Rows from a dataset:
□ □ □ □
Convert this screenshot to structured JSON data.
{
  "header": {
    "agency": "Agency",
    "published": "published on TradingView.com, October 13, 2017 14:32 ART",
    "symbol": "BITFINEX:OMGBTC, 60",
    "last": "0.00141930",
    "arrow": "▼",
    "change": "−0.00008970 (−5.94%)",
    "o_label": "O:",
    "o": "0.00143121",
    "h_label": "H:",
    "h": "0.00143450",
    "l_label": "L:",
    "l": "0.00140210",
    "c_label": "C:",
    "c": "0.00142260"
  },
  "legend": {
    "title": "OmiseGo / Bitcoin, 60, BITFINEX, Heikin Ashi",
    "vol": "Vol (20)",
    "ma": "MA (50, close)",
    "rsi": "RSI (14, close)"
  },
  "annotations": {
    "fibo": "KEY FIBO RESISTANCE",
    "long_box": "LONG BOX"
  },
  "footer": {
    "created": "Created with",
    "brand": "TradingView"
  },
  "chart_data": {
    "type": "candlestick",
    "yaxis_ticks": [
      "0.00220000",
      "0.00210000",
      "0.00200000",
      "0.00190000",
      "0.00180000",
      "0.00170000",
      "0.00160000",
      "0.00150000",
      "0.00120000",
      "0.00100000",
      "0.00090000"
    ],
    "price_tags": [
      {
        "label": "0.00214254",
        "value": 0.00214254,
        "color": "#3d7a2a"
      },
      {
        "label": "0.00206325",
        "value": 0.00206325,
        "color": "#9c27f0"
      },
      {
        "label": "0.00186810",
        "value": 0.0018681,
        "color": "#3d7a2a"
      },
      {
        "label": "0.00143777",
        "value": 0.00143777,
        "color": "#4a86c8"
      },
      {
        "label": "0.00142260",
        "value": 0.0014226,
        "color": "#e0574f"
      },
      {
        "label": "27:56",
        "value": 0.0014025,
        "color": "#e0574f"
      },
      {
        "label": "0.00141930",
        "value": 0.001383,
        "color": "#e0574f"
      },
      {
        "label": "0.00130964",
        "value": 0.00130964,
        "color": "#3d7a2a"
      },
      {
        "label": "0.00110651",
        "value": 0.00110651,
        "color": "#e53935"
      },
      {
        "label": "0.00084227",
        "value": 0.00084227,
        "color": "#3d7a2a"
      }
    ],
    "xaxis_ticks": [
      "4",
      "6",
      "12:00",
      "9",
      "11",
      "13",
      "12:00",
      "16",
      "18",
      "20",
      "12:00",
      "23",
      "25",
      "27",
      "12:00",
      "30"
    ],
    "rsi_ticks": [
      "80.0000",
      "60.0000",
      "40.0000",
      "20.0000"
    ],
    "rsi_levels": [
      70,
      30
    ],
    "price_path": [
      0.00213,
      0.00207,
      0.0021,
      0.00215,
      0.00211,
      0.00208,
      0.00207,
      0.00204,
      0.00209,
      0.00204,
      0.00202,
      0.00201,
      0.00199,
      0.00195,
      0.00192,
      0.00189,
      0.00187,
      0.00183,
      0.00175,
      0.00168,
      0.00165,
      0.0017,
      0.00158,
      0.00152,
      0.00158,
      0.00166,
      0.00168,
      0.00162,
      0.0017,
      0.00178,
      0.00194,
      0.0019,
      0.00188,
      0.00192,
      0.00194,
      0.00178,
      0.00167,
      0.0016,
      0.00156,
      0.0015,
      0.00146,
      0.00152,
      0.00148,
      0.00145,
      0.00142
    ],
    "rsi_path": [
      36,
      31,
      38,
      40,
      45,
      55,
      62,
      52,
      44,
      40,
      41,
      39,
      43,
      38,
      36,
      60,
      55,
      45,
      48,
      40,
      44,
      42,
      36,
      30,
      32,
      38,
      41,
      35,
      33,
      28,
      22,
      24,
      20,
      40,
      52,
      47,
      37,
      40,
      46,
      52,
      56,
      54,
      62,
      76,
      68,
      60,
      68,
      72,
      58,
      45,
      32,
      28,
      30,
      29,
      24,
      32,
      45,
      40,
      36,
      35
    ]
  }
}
□ □ □ □
**What needs to be done**
Identify and extract each line of the listing that contains "TradingView".

**Answer to the exercise**
    "published": "published on TradingView.com, October 13, 2017 14:32 ART",
    "brand": "TradingView"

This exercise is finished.